─── THE INPUT ───
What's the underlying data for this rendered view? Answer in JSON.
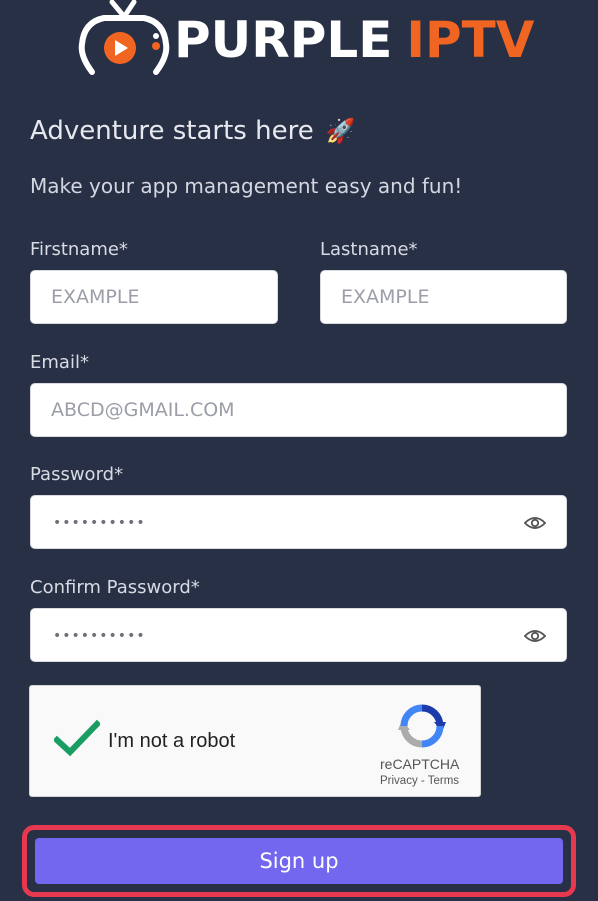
{
  "brand": {
    "name_white": "PURPLE",
    "name_orange": "IPTV",
    "orange": "#f06522"
  },
  "heading": {
    "title": "Adventure starts here",
    "emoji": "🚀"
  },
  "subtitle": "Make your app management easy and fun!",
  "form": {
    "firstname": {
      "label": "Firstname*",
      "placeholder": "EXAMPLE"
    },
    "lastname": {
      "label": "Lastname*",
      "placeholder": "EXAMPLE"
    },
    "email": {
      "label": "Email*",
      "placeholder": "ABCD@GMAIL.COM"
    },
    "password": {
      "label": "Password*",
      "value": "••••••••••"
    },
    "confirm_password": {
      "label": "Confirm Password*",
      "value": "••••••••••"
    }
  },
  "recaptcha": {
    "label": "I'm not a robot",
    "brand": "reCAPTCHA",
    "privacy": "Privacy",
    "separator": " - ",
    "terms": "Terms"
  },
  "signup": {
    "label": "Sign up",
    "color": "#7367f0",
    "highlight": "#e63950"
  }
}
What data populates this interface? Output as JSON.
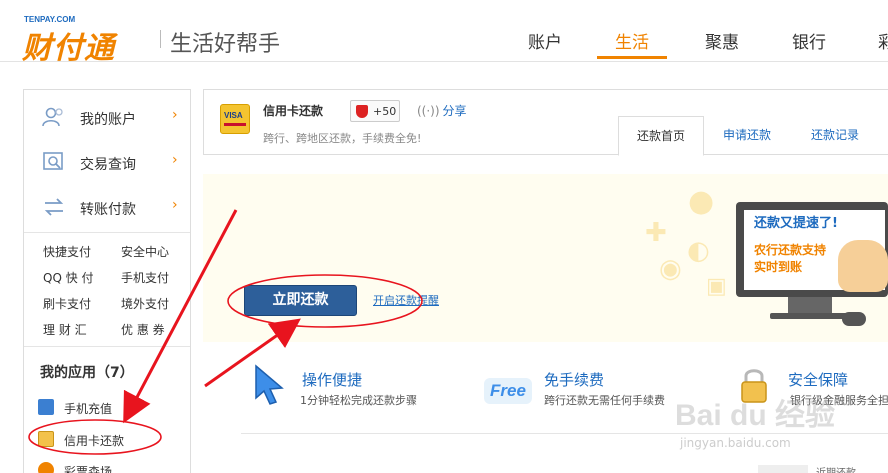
{
  "header": {
    "logo_small": "TENPAY.COM",
    "logo_main": "财付通",
    "slogan": "生活好帮手",
    "nav": [
      "账户",
      "生活",
      "聚惠",
      "银行",
      "彩"
    ],
    "active_nav": "生活",
    "accent": "#f08300"
  },
  "sidebar": {
    "main_items": [
      {
        "label": "我的账户",
        "icon": "user-icon"
      },
      {
        "label": "交易查询",
        "icon": "search-document-icon"
      },
      {
        "label": "转账付款",
        "icon": "transfer-icon"
      }
    ],
    "chevron": "›",
    "links": [
      "快捷支付",
      "安全中心",
      "QQ 快 付",
      "手机支付",
      "刷卡支付",
      "境外支付",
      "理 财 汇",
      "优 惠 券"
    ],
    "apps_title": "我的应用（7）",
    "apps": [
      {
        "label": "手机充值",
        "icon": "phone-recharge-icon"
      },
      {
        "label": "信用卡还款",
        "icon": "credit-card-icon"
      },
      {
        "label": "彩票森场",
        "icon": "lottery-icon"
      }
    ]
  },
  "service": {
    "card_brand": "VISA",
    "title": "信用卡还款",
    "subtitle": "跨行、跨地区还款，手续费全免!",
    "points": "+50",
    "share": "分享",
    "tabs": [
      "还款首页",
      "申请还款",
      "还款记录"
    ],
    "active_tab": "还款首页"
  },
  "banner": {
    "pay_button": "立即还款",
    "remind_link": "开启还款提醒",
    "monitor_line1": "还款又提速了!",
    "monitor_line2": "农行还款支持",
    "monitor_line3": "实时到账"
  },
  "features": [
    {
      "title": "操作便捷",
      "desc": "1分钟轻松完成还款步骤",
      "icon": "cursor-icon"
    },
    {
      "title": "免手续费",
      "desc": "跨行还款无需任何手续费",
      "icon": "free-badge-icon",
      "badge": "Free"
    },
    {
      "title": "安全保障",
      "desc": "银行级金融服务全担",
      "icon": "lock-icon"
    }
  ],
  "watermark": {
    "main": "Bai du 经验",
    "sub": "jingyan.baidu.com"
  },
  "bottom_peek": "近期还款"
}
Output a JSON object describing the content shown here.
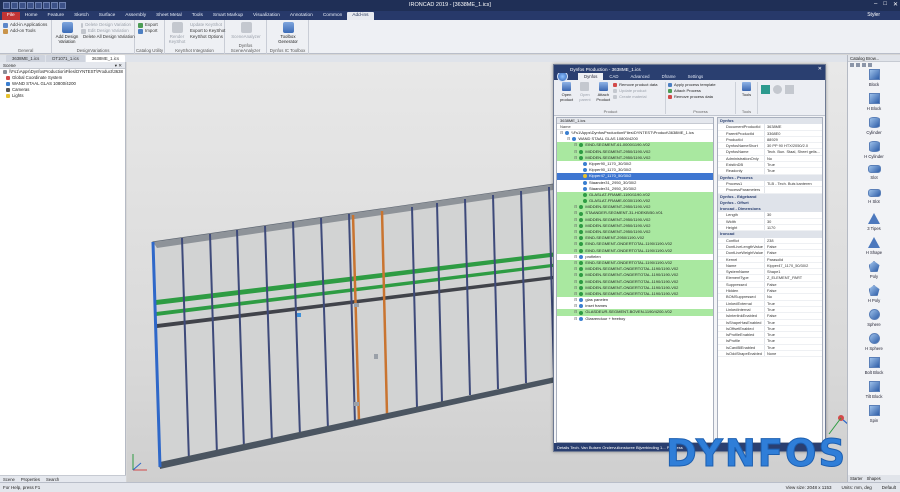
───
_YOUR OBJECTIVE:_
From the line holding "What data populates" to the last line of the listing, please output each line exactly as it stands. Pictures stay out of the copy.

_RESULT OF THE EXERCISE:_
What data populates this interface? Output as JSON.
{
  "header": {
    "logo_small": "TENPAY.COM",
    "logo_main": "财付通",
    "slogan": "生活好帮手",
    "nav": [
      "账户",
      "生活",
      "聚惠",
      "银行",
      "彩"
    ],
    "active_nav": "生活",
    "accent": "#f08300"
  },
  "sidebar": {
    "main_items": [
      {
        "label": "我的账户",
        "icon": "user-icon"
      },
      {
        "label": "交易查询",
        "icon": "search-document-icon"
      },
      {
        "label": "转账付款",
        "icon": "transfer-icon"
      }
    ],
    "chevron": "›",
    "links": [
      "快捷支付",
      "安全中心",
      "QQ 快 付",
      "手机支付",
      "刷卡支付",
      "境外支付",
      "理 财 汇",
      "优 惠 券"
    ],
    "apps_title": "我的应用（7）",
    "apps": [
      {
        "label": "手机充值",
        "icon": "phone-recharge-icon"
      },
      {
        "label": "信用卡还款",
        "icon": "credit-card-icon"
      },
      {
        "label": "彩票森场",
        "icon": "lottery-icon"
      }
    ]
  },
  "service": {
    "card_brand": "VISA",
    "title": "信用卡还款",
    "subtitle": "跨行、跨地区还款，手续费全免!",
    "points": "+50",
    "share": "分享",
    "tabs": [
      "还款首页",
      "申请还款",
      "还款记录"
    ],
    "active_tab": "还款首页"
  },
  "banner": {
    "pay_button": "立即还款",
    "remind_link": "开启还款提醒",
    "monitor_line1": "还款又提速了!",
    "monitor_line2": "农行还款支持",
    "monitor_line3": "实时到账"
  },
  "features": [
    {
      "title": "操作便捷",
      "desc": "1分钟轻松完成还款步骤",
      "icon": "cursor-icon"
    },
    {
      "title": "免手续费",
      "desc": "跨行还款无需任何手续费",
      "icon": "free-badge-icon",
      "badge": "Free"
    },
    {
      "title": "安全保障",
      "desc": "银行级金融服务全担",
      "icon": "lock-icon"
    }
  ],
  "watermark": {
    "main": "Bai du 经验",
    "sub": "jingyan.baidu.com"
  },
  "bottom_peek": "近期还款"
}
Output a JSON object describing the content shown here.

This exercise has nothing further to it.